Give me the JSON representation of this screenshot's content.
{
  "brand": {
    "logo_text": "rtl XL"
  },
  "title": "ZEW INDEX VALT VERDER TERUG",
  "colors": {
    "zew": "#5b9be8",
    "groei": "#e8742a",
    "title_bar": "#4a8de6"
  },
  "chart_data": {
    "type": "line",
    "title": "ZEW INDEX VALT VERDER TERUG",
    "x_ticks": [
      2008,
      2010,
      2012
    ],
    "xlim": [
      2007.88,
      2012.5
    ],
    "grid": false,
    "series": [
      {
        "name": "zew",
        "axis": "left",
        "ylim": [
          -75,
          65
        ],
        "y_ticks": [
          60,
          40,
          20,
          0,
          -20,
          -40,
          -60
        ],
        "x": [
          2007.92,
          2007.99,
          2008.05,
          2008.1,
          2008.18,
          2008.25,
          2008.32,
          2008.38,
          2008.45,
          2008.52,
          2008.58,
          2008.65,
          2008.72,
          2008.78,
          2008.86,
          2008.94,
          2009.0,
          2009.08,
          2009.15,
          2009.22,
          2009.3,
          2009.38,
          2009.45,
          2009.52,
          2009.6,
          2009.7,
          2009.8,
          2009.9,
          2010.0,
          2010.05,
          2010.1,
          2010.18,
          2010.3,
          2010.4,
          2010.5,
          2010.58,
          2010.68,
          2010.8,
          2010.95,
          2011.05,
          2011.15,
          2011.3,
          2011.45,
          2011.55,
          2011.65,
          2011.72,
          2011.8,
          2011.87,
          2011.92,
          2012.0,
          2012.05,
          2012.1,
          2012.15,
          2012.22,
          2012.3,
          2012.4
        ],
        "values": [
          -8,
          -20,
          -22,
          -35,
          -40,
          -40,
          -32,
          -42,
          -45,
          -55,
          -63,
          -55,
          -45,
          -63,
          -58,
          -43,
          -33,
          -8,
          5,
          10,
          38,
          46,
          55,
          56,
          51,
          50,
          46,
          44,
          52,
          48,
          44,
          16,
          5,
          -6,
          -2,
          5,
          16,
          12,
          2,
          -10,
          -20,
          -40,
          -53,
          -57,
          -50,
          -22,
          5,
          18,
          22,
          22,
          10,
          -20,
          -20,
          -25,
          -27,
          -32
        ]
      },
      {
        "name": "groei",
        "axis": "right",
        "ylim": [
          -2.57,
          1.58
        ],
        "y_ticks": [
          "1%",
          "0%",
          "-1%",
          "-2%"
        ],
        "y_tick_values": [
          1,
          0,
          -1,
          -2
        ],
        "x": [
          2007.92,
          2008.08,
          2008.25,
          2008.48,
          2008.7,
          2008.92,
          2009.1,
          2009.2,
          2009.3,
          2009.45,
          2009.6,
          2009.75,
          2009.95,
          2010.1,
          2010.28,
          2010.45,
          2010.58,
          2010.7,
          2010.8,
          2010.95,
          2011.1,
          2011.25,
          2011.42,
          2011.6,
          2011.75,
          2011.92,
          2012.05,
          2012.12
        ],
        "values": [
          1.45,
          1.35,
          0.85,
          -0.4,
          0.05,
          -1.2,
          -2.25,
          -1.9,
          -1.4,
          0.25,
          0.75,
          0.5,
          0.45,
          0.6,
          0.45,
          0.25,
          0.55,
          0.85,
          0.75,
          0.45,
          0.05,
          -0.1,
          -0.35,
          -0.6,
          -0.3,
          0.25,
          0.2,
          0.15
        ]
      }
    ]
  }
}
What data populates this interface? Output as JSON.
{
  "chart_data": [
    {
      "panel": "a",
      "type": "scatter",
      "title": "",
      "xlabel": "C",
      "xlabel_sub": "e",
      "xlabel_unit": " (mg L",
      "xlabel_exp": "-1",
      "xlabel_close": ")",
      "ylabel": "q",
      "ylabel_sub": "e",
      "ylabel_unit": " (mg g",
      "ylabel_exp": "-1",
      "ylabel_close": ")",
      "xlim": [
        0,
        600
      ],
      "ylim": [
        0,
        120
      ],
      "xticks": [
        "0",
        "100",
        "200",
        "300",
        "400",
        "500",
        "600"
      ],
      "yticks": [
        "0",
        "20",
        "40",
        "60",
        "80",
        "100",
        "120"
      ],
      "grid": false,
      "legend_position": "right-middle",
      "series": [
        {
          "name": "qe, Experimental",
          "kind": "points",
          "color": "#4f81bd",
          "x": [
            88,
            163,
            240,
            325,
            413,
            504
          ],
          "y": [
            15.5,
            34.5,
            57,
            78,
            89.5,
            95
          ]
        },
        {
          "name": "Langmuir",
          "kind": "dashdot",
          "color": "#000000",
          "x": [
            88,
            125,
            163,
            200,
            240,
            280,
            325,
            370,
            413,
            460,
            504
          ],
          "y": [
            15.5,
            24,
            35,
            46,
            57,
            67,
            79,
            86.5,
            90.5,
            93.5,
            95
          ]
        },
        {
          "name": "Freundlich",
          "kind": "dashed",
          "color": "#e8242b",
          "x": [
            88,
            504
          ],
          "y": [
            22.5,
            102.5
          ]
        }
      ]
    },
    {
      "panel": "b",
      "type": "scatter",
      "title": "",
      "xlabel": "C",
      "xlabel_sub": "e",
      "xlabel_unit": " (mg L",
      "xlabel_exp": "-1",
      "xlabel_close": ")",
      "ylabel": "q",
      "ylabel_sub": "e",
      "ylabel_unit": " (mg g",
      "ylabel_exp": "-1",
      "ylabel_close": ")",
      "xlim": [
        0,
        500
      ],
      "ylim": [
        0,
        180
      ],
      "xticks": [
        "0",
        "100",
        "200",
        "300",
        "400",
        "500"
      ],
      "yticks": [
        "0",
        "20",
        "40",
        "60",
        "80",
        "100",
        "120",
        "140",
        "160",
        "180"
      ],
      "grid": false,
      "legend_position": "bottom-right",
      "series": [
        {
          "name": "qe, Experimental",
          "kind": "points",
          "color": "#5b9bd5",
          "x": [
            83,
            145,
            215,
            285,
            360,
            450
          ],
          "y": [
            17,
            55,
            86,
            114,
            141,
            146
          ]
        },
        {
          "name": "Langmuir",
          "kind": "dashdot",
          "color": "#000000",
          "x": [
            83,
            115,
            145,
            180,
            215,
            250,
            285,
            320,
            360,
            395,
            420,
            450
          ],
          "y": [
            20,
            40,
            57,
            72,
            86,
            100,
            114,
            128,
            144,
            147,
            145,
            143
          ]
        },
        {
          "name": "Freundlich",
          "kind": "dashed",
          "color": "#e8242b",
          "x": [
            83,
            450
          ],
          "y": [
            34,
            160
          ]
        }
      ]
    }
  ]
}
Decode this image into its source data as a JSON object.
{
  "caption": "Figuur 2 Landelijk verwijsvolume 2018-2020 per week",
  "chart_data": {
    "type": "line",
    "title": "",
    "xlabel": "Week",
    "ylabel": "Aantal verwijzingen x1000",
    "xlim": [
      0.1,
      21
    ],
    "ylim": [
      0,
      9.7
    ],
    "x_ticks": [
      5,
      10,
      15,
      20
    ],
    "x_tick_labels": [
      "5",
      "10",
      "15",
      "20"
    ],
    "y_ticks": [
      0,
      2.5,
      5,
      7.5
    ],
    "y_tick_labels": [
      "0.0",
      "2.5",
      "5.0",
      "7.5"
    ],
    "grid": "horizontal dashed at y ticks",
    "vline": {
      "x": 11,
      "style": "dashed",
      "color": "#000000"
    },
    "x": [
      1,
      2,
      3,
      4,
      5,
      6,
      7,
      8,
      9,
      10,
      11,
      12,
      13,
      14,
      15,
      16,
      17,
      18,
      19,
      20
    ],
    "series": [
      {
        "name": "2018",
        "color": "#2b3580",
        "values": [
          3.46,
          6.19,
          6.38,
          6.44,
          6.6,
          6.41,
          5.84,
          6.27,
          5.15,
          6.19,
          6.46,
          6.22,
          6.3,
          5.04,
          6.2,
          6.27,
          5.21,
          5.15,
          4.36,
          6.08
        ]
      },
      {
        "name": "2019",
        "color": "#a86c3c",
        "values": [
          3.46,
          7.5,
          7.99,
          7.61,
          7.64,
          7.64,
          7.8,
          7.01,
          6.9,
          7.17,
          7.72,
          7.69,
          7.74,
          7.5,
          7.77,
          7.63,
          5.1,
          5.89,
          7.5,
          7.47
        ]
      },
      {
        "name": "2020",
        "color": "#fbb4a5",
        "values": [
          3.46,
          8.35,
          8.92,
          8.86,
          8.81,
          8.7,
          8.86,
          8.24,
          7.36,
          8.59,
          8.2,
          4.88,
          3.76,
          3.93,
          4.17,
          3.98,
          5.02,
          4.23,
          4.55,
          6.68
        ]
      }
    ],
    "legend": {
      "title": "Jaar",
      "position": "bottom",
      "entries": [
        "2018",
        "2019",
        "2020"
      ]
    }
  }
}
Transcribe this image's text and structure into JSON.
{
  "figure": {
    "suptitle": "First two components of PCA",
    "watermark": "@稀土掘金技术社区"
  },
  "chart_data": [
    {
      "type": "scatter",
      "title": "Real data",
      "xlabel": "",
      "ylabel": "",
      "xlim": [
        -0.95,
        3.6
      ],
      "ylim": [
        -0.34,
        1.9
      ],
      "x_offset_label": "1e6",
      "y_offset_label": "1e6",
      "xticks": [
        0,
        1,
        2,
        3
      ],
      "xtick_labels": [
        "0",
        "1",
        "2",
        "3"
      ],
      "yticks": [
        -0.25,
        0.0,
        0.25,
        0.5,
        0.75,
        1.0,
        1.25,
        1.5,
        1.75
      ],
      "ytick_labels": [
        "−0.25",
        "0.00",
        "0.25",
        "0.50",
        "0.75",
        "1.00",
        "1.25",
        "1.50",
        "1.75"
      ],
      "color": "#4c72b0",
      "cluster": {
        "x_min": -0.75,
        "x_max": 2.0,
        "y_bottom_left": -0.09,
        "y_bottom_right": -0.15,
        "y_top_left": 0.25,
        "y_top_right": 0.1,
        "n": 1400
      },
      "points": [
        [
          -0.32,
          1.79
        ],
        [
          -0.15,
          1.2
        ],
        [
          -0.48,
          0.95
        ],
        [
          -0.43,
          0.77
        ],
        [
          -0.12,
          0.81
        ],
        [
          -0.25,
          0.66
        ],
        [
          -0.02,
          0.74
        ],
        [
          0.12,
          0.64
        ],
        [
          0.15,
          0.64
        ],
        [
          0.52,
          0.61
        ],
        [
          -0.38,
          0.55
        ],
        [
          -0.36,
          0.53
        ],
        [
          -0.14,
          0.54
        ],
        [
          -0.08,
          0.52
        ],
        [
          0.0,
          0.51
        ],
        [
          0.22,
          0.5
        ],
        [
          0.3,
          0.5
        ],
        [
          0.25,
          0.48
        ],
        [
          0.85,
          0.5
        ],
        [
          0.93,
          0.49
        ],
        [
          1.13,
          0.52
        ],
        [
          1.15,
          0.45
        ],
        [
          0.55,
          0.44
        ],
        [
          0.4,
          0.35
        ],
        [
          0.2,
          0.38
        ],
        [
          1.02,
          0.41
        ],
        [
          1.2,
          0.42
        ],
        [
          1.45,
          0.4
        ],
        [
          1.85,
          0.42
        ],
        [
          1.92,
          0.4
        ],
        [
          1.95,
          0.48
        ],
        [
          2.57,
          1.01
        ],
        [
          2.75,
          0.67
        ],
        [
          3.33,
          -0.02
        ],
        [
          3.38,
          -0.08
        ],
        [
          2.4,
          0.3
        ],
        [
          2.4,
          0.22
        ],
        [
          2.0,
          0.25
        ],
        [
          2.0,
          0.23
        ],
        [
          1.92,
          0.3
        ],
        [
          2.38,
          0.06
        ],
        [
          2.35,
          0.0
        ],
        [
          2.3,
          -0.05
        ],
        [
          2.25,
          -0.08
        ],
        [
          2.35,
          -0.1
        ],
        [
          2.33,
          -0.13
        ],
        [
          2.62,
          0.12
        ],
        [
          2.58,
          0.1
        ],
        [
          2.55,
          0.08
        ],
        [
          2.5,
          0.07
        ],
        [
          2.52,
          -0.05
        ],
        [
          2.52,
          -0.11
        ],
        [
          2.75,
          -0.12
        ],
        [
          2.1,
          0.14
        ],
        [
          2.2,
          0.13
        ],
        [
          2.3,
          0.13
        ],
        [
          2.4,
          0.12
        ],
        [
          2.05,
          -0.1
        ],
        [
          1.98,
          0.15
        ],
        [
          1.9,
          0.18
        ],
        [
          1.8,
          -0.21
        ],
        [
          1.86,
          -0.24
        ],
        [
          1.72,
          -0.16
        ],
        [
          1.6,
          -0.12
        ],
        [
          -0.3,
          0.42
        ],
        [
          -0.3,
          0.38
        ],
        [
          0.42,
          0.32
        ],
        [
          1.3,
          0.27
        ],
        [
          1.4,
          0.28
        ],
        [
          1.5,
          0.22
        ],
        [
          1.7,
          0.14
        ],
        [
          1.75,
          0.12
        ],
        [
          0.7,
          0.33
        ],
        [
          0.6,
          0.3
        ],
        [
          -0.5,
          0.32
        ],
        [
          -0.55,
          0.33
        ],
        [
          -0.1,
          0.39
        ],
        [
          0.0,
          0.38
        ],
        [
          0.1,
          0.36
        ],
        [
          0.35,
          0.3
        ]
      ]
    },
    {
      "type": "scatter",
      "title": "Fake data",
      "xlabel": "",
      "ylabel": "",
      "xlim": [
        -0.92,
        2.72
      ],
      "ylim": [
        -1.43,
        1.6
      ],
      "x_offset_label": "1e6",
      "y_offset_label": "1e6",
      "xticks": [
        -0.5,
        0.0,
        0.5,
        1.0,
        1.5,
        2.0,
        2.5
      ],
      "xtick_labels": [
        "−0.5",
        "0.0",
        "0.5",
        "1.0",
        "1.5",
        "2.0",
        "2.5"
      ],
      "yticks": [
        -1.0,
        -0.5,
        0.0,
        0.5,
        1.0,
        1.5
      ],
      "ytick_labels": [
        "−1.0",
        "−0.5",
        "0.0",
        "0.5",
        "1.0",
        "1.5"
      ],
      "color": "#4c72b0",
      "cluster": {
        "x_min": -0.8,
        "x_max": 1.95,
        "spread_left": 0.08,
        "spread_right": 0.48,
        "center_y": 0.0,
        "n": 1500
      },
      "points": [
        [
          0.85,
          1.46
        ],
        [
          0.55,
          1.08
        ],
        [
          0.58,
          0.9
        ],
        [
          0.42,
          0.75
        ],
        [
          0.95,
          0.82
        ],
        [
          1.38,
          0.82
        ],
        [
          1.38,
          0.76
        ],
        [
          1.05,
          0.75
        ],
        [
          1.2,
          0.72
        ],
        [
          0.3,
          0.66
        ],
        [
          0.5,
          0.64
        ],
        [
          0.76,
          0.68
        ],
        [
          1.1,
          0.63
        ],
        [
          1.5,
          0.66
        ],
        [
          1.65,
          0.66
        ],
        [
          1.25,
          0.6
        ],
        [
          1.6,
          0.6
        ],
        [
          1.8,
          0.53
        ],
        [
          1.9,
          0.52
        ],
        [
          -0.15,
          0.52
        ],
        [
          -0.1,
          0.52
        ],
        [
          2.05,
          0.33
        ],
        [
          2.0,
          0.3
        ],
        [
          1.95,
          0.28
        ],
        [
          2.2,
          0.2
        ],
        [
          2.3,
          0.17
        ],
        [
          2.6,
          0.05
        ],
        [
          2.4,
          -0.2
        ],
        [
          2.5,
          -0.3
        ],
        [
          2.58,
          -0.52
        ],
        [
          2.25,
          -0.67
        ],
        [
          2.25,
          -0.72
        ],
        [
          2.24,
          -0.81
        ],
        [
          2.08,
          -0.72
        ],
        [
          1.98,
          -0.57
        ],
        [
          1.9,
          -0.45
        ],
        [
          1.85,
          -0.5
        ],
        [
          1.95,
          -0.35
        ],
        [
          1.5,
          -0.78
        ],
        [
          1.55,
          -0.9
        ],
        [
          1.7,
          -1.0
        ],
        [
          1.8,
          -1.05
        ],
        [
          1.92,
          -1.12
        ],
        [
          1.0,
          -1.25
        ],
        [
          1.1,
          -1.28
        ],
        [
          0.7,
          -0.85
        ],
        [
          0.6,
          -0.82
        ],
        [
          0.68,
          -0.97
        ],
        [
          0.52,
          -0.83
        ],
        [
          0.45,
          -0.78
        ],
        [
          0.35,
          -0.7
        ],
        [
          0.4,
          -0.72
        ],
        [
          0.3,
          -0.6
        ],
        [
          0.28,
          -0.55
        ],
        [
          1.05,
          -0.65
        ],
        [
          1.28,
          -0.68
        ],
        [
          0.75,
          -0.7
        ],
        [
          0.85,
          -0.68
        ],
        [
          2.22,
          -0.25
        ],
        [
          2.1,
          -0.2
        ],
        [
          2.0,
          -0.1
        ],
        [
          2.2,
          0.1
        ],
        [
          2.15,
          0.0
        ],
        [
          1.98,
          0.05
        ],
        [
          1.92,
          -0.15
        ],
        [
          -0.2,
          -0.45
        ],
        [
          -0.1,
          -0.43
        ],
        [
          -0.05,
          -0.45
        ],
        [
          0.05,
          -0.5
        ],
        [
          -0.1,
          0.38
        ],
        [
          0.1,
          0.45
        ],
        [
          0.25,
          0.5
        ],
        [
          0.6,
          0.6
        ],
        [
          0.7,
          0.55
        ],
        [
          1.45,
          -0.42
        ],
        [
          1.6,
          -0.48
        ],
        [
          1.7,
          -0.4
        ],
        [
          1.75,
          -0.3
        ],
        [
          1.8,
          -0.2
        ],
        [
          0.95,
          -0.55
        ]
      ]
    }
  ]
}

########################################

(Instruction):
Which lines hold the word "name"? Copy each of them from the records.

(Right answer):
        "name": "zew",
        "name": "groei",
          "name": "qe, Experimental",
          "name": "Langmuir",
          "name": "Freundlich",
          "name": "qe, Experimental",
          "name": "Langmuir",
          "name": "Freundlich",
        "name": "2018",
        "name": "2019",
        "name": "2020",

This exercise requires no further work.